## START

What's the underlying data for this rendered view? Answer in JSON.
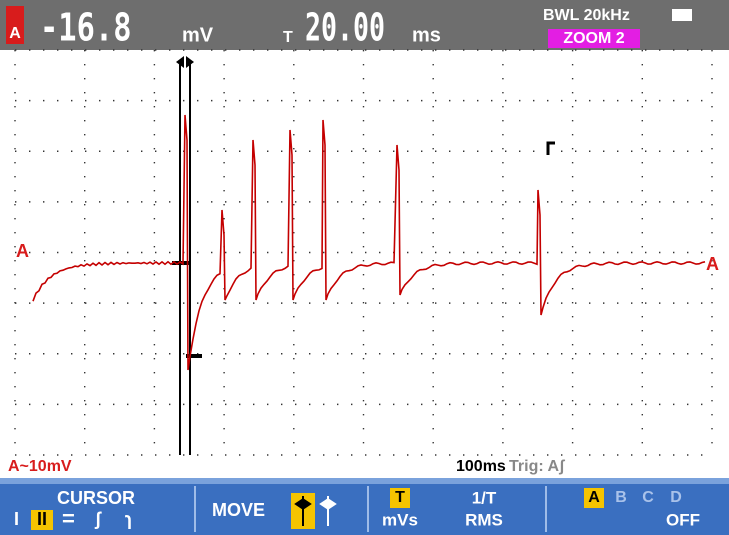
{
  "header": {
    "channel": "A",
    "reading": "-16.8",
    "reading_unit": "mV",
    "time_icon": "T",
    "time": "20.00",
    "time_unit": "ms",
    "bandwidth": "BWL 20kHz",
    "zoom": "ZOOM 2"
  },
  "markers": {
    "left": "A",
    "right": "A"
  },
  "status": {
    "scale": "A~10mV",
    "timebase": "100ms",
    "trigger": "Trig: Aʃ"
  },
  "softkeys": [
    {
      "title": "CURSOR",
      "options": [
        "I",
        "II",
        "=",
        "ʃ",
        "ɿ"
      ]
    },
    {
      "title": "MOVE"
    },
    {
      "title": "T",
      "sub": "mVs",
      "title2": "1/T",
      "sub2": "RMS"
    },
    {
      "options": [
        "A",
        "B",
        "C",
        "D"
      ],
      "sub": "OFF"
    }
  ]
}
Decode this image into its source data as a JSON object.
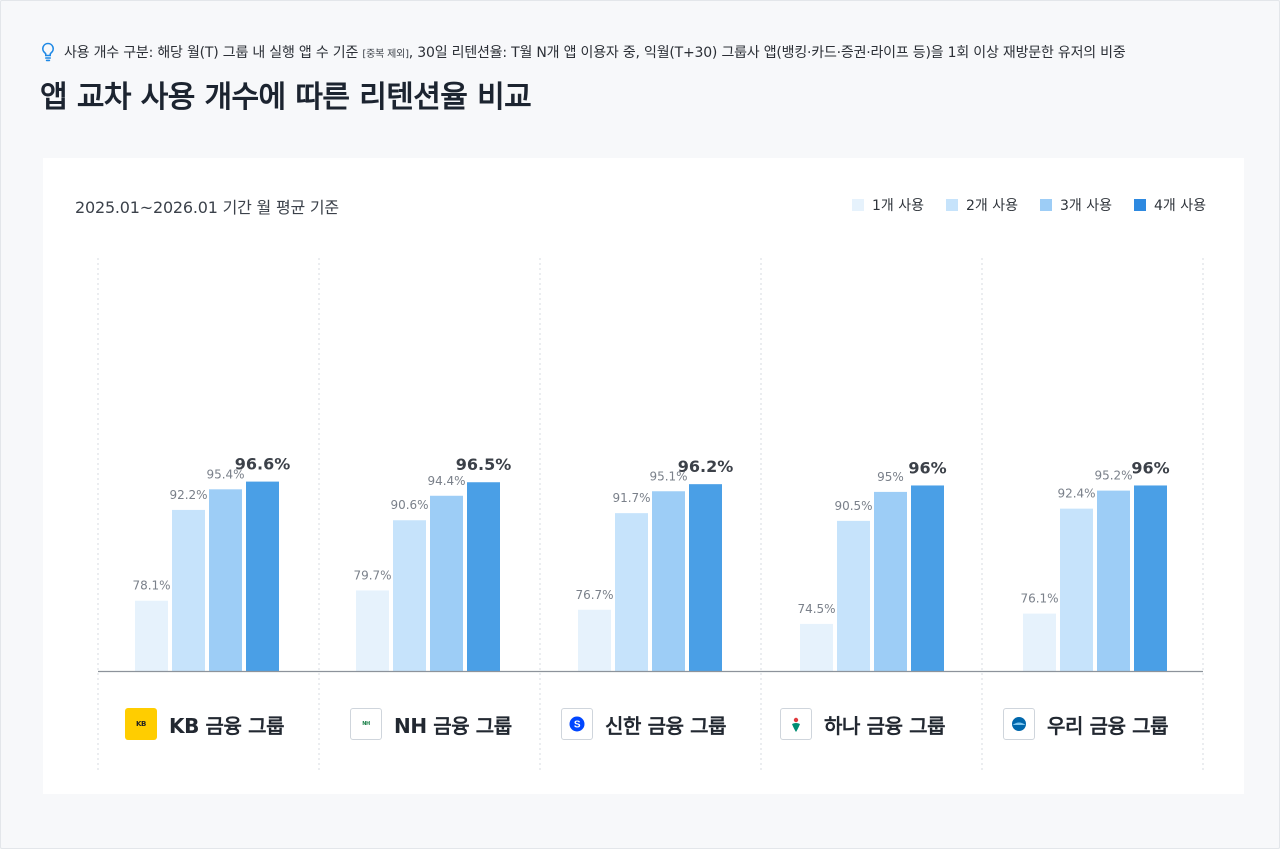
{
  "note": {
    "icon": "lightbulb-icon",
    "text_main": "사용 개수 구분: 해당 월(T) 그룹 내 실행 앱 수 기준",
    "text_small": "[중복 제외]",
    "text_rest": ", 30일 리텐션율: T월 N개 앱 이용자 중, 익월(T+30) 그룹사 앱(뱅킹·카드·증권·라이프 등)을 1회 이상 재방문한 유저의 비중"
  },
  "title": "앱 교차 사용 개수에 따른 리텐션율 비교",
  "period": "2025.01~2026.01 기간 월 평균 기준",
  "colors": {
    "s1": "#e6f2fc",
    "s2": "#c6e3fb",
    "s3": "#9dcdf6",
    "s4": "#4a9fe6",
    "legend4": "#2e89e0",
    "baseline": "#8d939b",
    "gridline": "#d7dbe0"
  },
  "chart_data": {
    "type": "bar",
    "categories": [
      "KB 금융 그룹",
      "NH 금융 그룹",
      "신한 금융 그룹",
      "하나 금융 그룹",
      "우리 금융 그룹"
    ],
    "series": [
      {
        "name": "1개 사용",
        "values": [
          78.1,
          79.7,
          76.7,
          74.5,
          76.1
        ]
      },
      {
        "name": "2개 사용",
        "values": [
          92.2,
          90.6,
          91.7,
          90.5,
          92.4
        ]
      },
      {
        "name": "3개 사용",
        "values": [
          95.4,
          94.4,
          95.1,
          95,
          95.2
        ]
      },
      {
        "name": "4개 사용",
        "values": [
          96.6,
          96.5,
          96.2,
          96,
          96
        ]
      }
    ],
    "data_labels": [
      [
        "78.1%",
        "79.7%",
        "76.7%",
        "74.5%",
        "76.1%"
      ],
      [
        "92.2%",
        "90.6%",
        "91.7%",
        "90.5%",
        "92.4%"
      ],
      [
        "95.4%",
        "94.4%",
        "95.1%",
        "95%",
        "95.2%"
      ],
      [
        "96.6%",
        "96.5%",
        "96.2%",
        "96%",
        "96%"
      ]
    ],
    "legend_position": "top-right",
    "grid": "vertical dotted separators"
  },
  "groups": [
    {
      "label": "KB 금융 그룹",
      "logo_text": "KB금융그룹",
      "logo_icon": "kb-logo-icon"
    },
    {
      "label": "NH 금융 그룹",
      "logo_text": "NH농협금융",
      "logo_icon": "nh-logo-icon"
    },
    {
      "label": "신한 금융 그룹",
      "logo_text": "신한금융그룹",
      "logo_icon": "shinhan-logo-icon"
    },
    {
      "label": "하나 금융 그룹",
      "logo_text": "하나금융그룹",
      "logo_icon": "hana-logo-icon"
    },
    {
      "label": "우리 금융 그룹",
      "logo_text": "우리금융그룹",
      "logo_icon": "woori-logo-icon"
    }
  ]
}
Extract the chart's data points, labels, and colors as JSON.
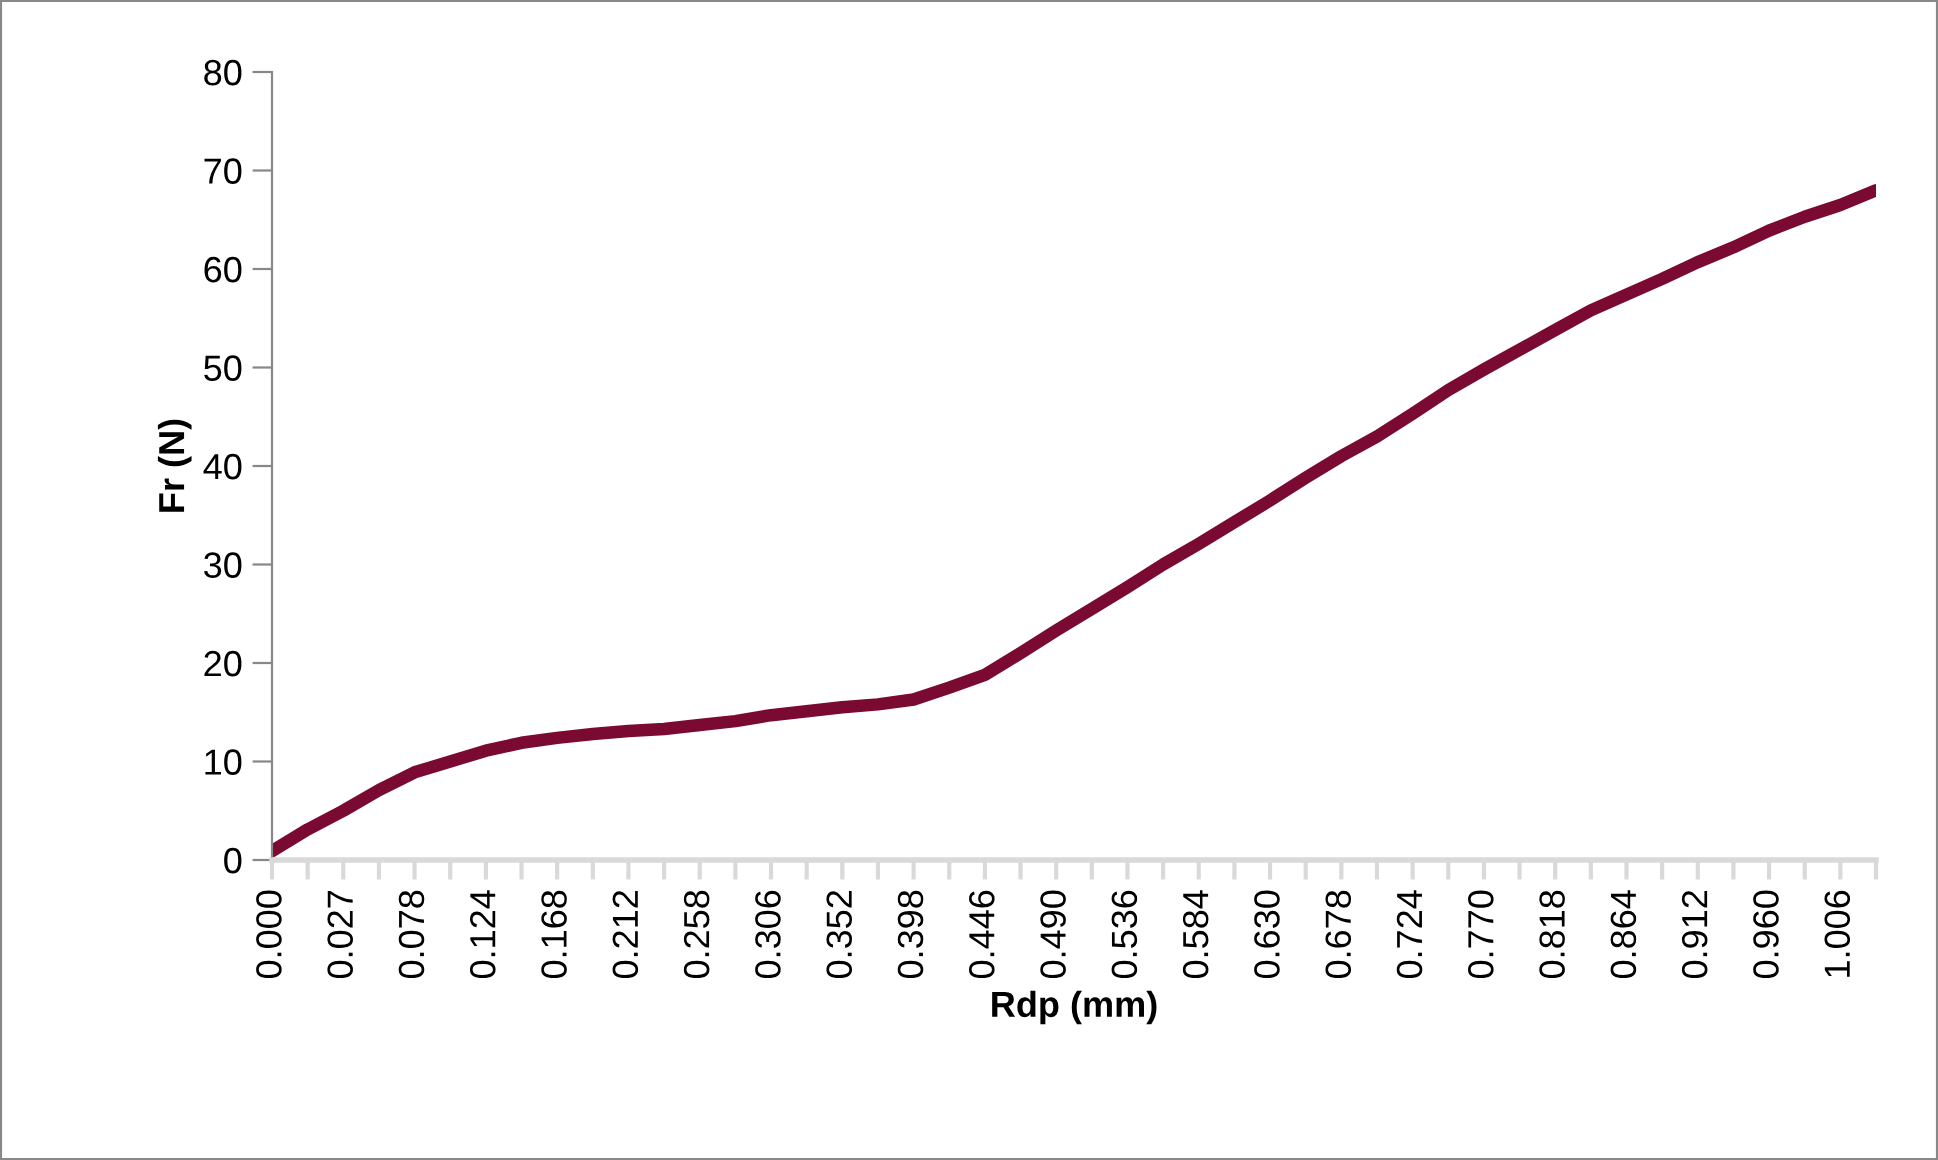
{
  "chart_data": {
    "type": "line",
    "xlabel": "Rdp (mm)",
    "ylabel": "Fr (N)",
    "categories": [
      "0.000",
      null,
      "0.027",
      null,
      "0.078",
      null,
      "0.124",
      null,
      "0.168",
      null,
      "0.212",
      null,
      "0.258",
      null,
      "0.306",
      null,
      "0.352",
      null,
      "0.398",
      null,
      "0.446",
      null,
      "0.490",
      null,
      "0.536",
      null,
      "0.584",
      null,
      "0.630",
      null,
      "0.678",
      null,
      "0.724",
      null,
      "0.770",
      null,
      "0.818",
      null,
      "0.864",
      null,
      "0.912",
      null,
      "0.960",
      null,
      "1.006",
      null
    ],
    "series": [
      {
        "color": "#7b0a33",
        "values": [
          0.9,
          3.1,
          5.0,
          7.1,
          8.9,
          10.0,
          11.1,
          11.9,
          12.4,
          12.8,
          13.1,
          13.3,
          13.7,
          14.1,
          14.7,
          15.1,
          15.5,
          15.8,
          16.3,
          17.5,
          18.8,
          21.0,
          23.3,
          25.5,
          27.7,
          30.0,
          32.1,
          34.3,
          36.5,
          38.8,
          41.0,
          43.0,
          45.3,
          47.7,
          49.8,
          51.8,
          53.8,
          55.8,
          57.4,
          59.0,
          60.7,
          62.2,
          63.9,
          65.3,
          66.5,
          68.0
        ]
      }
    ],
    "ylim": [
      0,
      80
    ],
    "yticks": [
      0,
      10,
      20,
      30,
      40,
      50,
      60,
      70,
      80
    ],
    "grid": false,
    "legend": false,
    "marker": "none",
    "line_style": "solid"
  }
}
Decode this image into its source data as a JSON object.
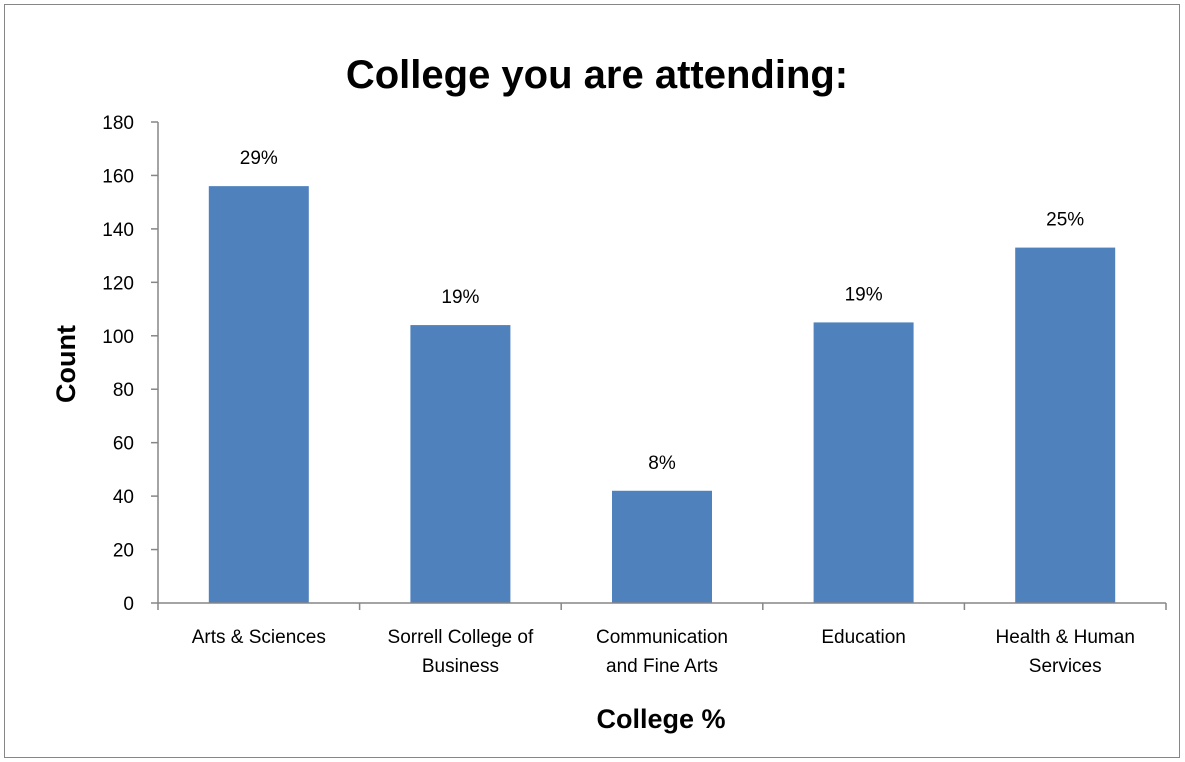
{
  "chart_data": {
    "type": "bar",
    "title": "College you are attending:",
    "xlabel": "College %",
    "ylabel": "Count",
    "ylim": [
      0,
      180
    ],
    "yticks": [
      0,
      20,
      40,
      60,
      80,
      100,
      120,
      140,
      160,
      180
    ],
    "categories": [
      [
        "Arts & Sciences"
      ],
      [
        "Sorrell College of",
        "Business"
      ],
      [
        "Communication",
        "and Fine Arts"
      ],
      [
        "Education"
      ],
      [
        "Health & Human",
        "Services"
      ]
    ],
    "values": [
      156,
      104,
      42,
      105,
      133
    ],
    "data_labels": [
      "29%",
      "19%",
      "8%",
      "19%",
      "25%"
    ],
    "bar_color": "#4F81BD",
    "axis_color": "#868686",
    "grid": false,
    "legend": "none"
  }
}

## END

THE TASK:
From the listing, extract all text exactly as given and drop any picture.

FULL OUTPUT:
What's the underlying data for this rendered view? Answer in JSON.
{
  "header": {
    "channel": "A",
    "reading": "-16.8",
    "reading_unit": "mV",
    "time_icon": "T",
    "time": "20.00",
    "time_unit": "ms",
    "bandwidth": "BWL 20kHz",
    "zoom": "ZOOM 2"
  },
  "markers": {
    "left": "A",
    "right": "A"
  },
  "status": {
    "scale": "A~10mV",
    "timebase": "100ms",
    "trigger": "Trig: Aʃ"
  },
  "softkeys": [
    {
      "title": "CURSOR",
      "options": [
        "I",
        "II",
        "=",
        "ʃ",
        "ɿ"
      ]
    },
    {
      "title": "MOVE"
    },
    {
      "title": "T",
      "sub": "mVs",
      "title2": "1/T",
      "sub2": "RMS"
    },
    {
      "options": [
        "A",
        "B",
        "C",
        "D"
      ],
      "sub": "OFF"
    }
  ]
}
Decode this image into its source data as a JSON object.
{
  "note": {
    "icon": "lightbulb-icon",
    "text_main": "사용 개수 구분: 해당 월(T) 그룹 내 실행 앱 수 기준",
    "text_small": "[중복 제외]",
    "text_rest": ", 30일 리텐션율: T월 N개 앱 이용자 중, 익월(T+30) 그룹사 앱(뱅킹·카드·증권·라이프 등)을 1회 이상 재방문한 유저의 비중"
  },
  "title": "앱 교차 사용 개수에 따른 리텐션율 비교",
  "period": "2025.01~2026.01 기간 월 평균 기준",
  "colors": {
    "s1": "#e6f2fc",
    "s2": "#c6e3fb",
    "s3": "#9dcdf6",
    "s4": "#4a9fe6",
    "legend4": "#2e89e0",
    "baseline": "#8d939b",
    "gridline": "#d7dbe0"
  },
  "chart_data": {
    "type": "bar",
    "categories": [
      "KB 금융 그룹",
      "NH 금융 그룹",
      "신한 금융 그룹",
      "하나 금융 그룹",
      "우리 금융 그룹"
    ],
    "series": [
      {
        "name": "1개 사용",
        "values": [
          78.1,
          79.7,
          76.7,
          74.5,
          76.1
        ]
      },
      {
        "name": "2개 사용",
        "values": [
          92.2,
          90.6,
          91.7,
          90.5,
          92.4
        ]
      },
      {
        "name": "3개 사용",
        "values": [
          95.4,
          94.4,
          95.1,
          95,
          95.2
        ]
      },
      {
        "name": "4개 사용",
        "values": [
          96.6,
          96.5,
          96.2,
          96,
          96
        ]
      }
    ],
    "data_labels": [
      [
        "78.1%",
        "79.7%",
        "76.7%",
        "74.5%",
        "76.1%"
      ],
      [
        "92.2%",
        "90.6%",
        "91.7%",
        "90.5%",
        "92.4%"
      ],
      [
        "95.4%",
        "94.4%",
        "95.1%",
        "95%",
        "95.2%"
      ],
      [
        "96.6%",
        "96.5%",
        "96.2%",
        "96%",
        "96%"
      ]
    ],
    "legend_position": "top-right",
    "grid": "vertical dotted separators"
  },
  "groups": [
    {
      "label": "KB 금융 그룹",
      "logo_text": "KB금융그룹",
      "logo_icon": "kb-logo-icon"
    },
    {
      "label": "NH 금융 그룹",
      "logo_text": "NH농협금융",
      "logo_icon": "nh-logo-icon"
    },
    {
      "label": "신한 금융 그룹",
      "logo_text": "신한금융그룹",
      "logo_icon": "shinhan-logo-icon"
    },
    {
      "label": "하나 금융 그룹",
      "logo_text": "하나금융그룹",
      "logo_icon": "hana-logo-icon"
    },
    {
      "label": "우리 금융 그룹",
      "logo_text": "우리금융그룹",
      "logo_icon": "woori-logo-icon"
    }
  ]
}
Extract the chart's data points, labels, and colors as JSON.
{
  "chart_data": {
    "type": "line",
    "xlabel": "Rdp (mm)",
    "ylabel": "Fr (N)",
    "categories": [
      "0.000",
      null,
      "0.027",
      null,
      "0.078",
      null,
      "0.124",
      null,
      "0.168",
      null,
      "0.212",
      null,
      "0.258",
      null,
      "0.306",
      null,
      "0.352",
      null,
      "0.398",
      null,
      "0.446",
      null,
      "0.490",
      null,
      "0.536",
      null,
      "0.584",
      null,
      "0.630",
      null,
      "0.678",
      null,
      "0.724",
      null,
      "0.770",
      null,
      "0.818",
      null,
      "0.864",
      null,
      "0.912",
      null,
      "0.960",
      null,
      "1.006",
      null
    ],
    "series": [
      {
        "color": "#7b0a33",
        "values": [
          0.9,
          3.1,
          5.0,
          7.1,
          8.9,
          10.0,
          11.1,
          11.9,
          12.4,
          12.8,
          13.1,
          13.3,
          13.7,
          14.1,
          14.7,
          15.1,
          15.5,
          15.8,
          16.3,
          17.5,
          18.8,
          21.0,
          23.3,
          25.5,
          27.7,
          30.0,
          32.1,
          34.3,
          36.5,
          38.8,
          41.0,
          43.0,
          45.3,
          47.7,
          49.8,
          51.8,
          53.8,
          55.8,
          57.4,
          59.0,
          60.7,
          62.2,
          63.9,
          65.3,
          66.5,
          68.0
        ]
      }
    ],
    "ylim": [
      0,
      80
    ],
    "yticks": [
      0,
      10,
      20,
      30,
      40,
      50,
      60,
      70,
      80
    ],
    "grid": false,
    "legend": false,
    "marker": "none",
    "line_style": "solid"
  }
}
Decode this image into its source data as a JSON object.
{
  "chart_data": {
    "type": "bar",
    "title": "College you are attending:",
    "xlabel": "College %",
    "ylabel": "Count",
    "ylim": [
      0,
      180
    ],
    "yticks": [
      0,
      20,
      40,
      60,
      80,
      100,
      120,
      140,
      160,
      180
    ],
    "categories": [
      [
        "Arts & Sciences"
      ],
      [
        "Sorrell College of",
        "Business"
      ],
      [
        "Communication",
        "and Fine Arts"
      ],
      [
        "Education"
      ],
      [
        "Health & Human",
        "Services"
      ]
    ],
    "values": [
      156,
      104,
      42,
      105,
      133
    ],
    "data_labels": [
      "29%",
      "19%",
      "8%",
      "19%",
      "25%"
    ],
    "bar_color": "#4F81BD",
    "axis_color": "#868686",
    "grid": false,
    "legend": "none"
  }
}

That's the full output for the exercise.